*Your instructions*
Leave out any pictures and transcribe all other data below exactly.

*Information shown*
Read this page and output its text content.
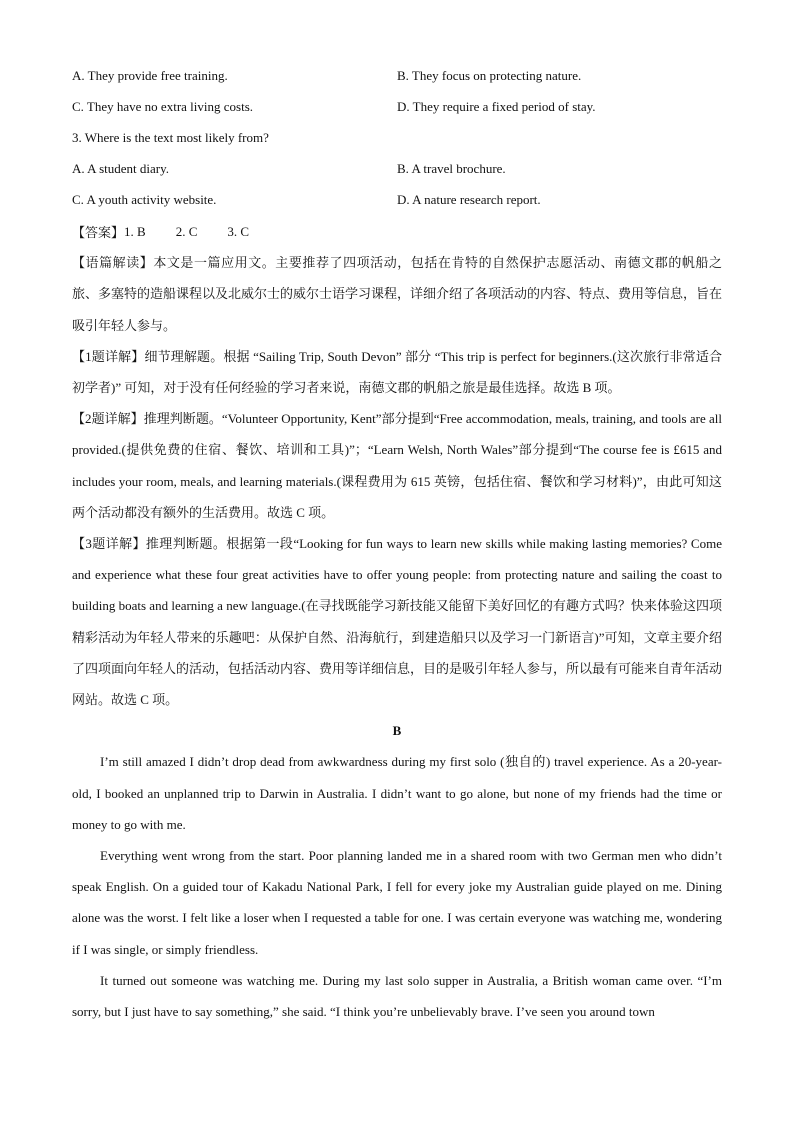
A. They provide free training.	B. They focus on protecting nature.
C. They have no extra living costs.	D. They require a fixed period of stay.
3. Where is the text most likely from?
A. A student diary.	B. A travel brochure.
C. A youth activity website.	D. A nature research report.
【答案】 1. B 2. C 3. C

【语篇解读】本文是一篇应用文。主要推荐了四项活动，包括在肯特的自然保护志愿活动、南德文郡的帆船之旅、多塞特的造船课程以及北威尔士的威尔士语学习课程，详细介绍了各项活动的内容、特点、费用等信息，旨在吸引年轻人参与。

【1题详解】细节理解题。根据 “Sailing Trip, South Devon” 部分 “This trip is perfect for beginners.(这次旅行非常适合初学者)” 可知，对于没有任何经验的学习者来说，南德文郡的帆船之旅是最佳选择。故选 B 项。

【2题详解】推理判断题。“Volunteer Opportunity, Kent”部分提到“Free accommodation, meals, training, and tools are all provided.(提供免费的住宿、餐饮、培训和工具)”；“Learn Welsh, North Wales”部分提到“The course fee is £615 and includes your room, meals, and learning materials.(课程费用为 615 英镑，包括住宿、餐饮和学习材料)”，由此可知这两个活动都没有额外的生活费用。故选 C 项。

【3题详解】推理判断题。根据第一段“Looking for fun ways to learn new skills while making lasting memories? Come and experience what these four great activities have to offer young people: from protecting nature and sailing the coast to building boats and learning a new language.(在寻找既能学习新技能又能留下美好回忆的有趣方式吗？快来体验这四项精彩活动为年轻人带来的乐趣吧：从保护自然、沿海航行，到建造船只以及学习一门新语言)”可知，文章主要介绍了四项面向年轻人的活动，包括活动内容、费用等详细信息，目的是吸引年轻人参与，所以最有可能来自青年活动网站。故选 C 项。

B

I’m still amazed I didn’t drop dead from awkwardness during my first solo (独自的) travel experience. As a 20-year-old, I booked an unplanned trip to Darwin in Australia. I didn’t want to go alone, but none of my friends had the time or money to go with me.

Everything went wrong from the start. Poor planning landed me in a shared room with two German men who didn’t speak English. On a guided tour of Kakadu National Park, I fell for every joke my Australian guide played on me. Dining alone was the worst. I felt like a loser when I requested a table for one. I was certain everyone was watching me, wondering if I was single, or simply friendless.

It turned out someone was watching me. During my last solo supper in Australia, a British woman came over. “I’m sorry, but I just have to say something,” she said. “I think you’re unbelievably brave. I’ve seen you around town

*Answer*
Read this page and output its text content.
A. They provide free training.	B. They focus on protecting nature.
C. They have no extra living costs.	D. They require a fixed period of stay.
3. Where is the text most likely from?
A. A student diary.	B. A travel brochure.
C. A youth activity website.	D. A nature research report.
【答案】 1. B 2. C 3. C

【语篇解读】本文是一篇应用文。主要推荐了四项活动，包括在肯特的自然保护志愿活动、南德文郡的帆船之旅、多塞特的造船课程以及北威尔士的威尔士语学习课程，详细介绍了各项活动的内容、特点、费用等信息，旨在吸引年轻人参与。

【1题详解】细节理解题。根据 “Sailing Trip, South Devon” 部分 “This trip is perfect for beginners.(这次旅行非常适合初学者)” 可知，对于没有任何经验的学习者来说，南德文郡的帆船之旅是最佳选择。故选 B 项。

【2题详解】推理判断题。“Volunteer Opportunity, Kent”部分提到“Free accommodation, meals, training, and tools are all provided.(提供免费的住宿、餐饮、培训和工具)”；“Learn Welsh, North Wales”部分提到“The course fee is £615 and includes your room, meals, and learning materials.(课程费用为 615 英镑，包括住宿、餐饮和学习材料)”，由此可知这两个活动都没有额外的生活费用。故选 C 项。

【3题详解】推理判断题。根据第一段“Looking for fun ways to learn new skills while making lasting memories? Come and experience what these four great activities have to offer young people: from protecting nature and sailing the coast to building boats and learning a new language.(在寻找既能学习新技能又能留下美好回忆的有趣方式吗？快来体验这四项精彩活动为年轻人带来的乐趣吧：从保护自然、沿海航行，到建造船只以及学习一门新语言)”可知，文章主要介绍了四项面向年轻人的活动，包括活动内容、费用等详细信息，目的是吸引年轻人参与，所以最有可能来自青年活动网站。故选 C 项。

B

I’m still amazed I didn’t drop dead from awkwardness during my first solo (独自的) travel experience. As a 20-year-old, I booked an unplanned trip to Darwin in Australia. I didn’t want to go alone, but none of my friends had the time or money to go with me.

Everything went wrong from the start. Poor planning landed me in a shared room with two German men who didn’t speak English. On a guided tour of Kakadu National Park, I fell for every joke my Australian guide played on me. Dining alone was the worst. I felt like a loser when I requested a table for one. I was certain everyone was watching me, wondering if I was single, or simply friendless.

It turned out someone was watching me. During my last solo supper in Australia, a British woman came over. “I’m sorry, but I just have to say something,” she said. “I think you’re unbelievably brave. I’ve seen you around town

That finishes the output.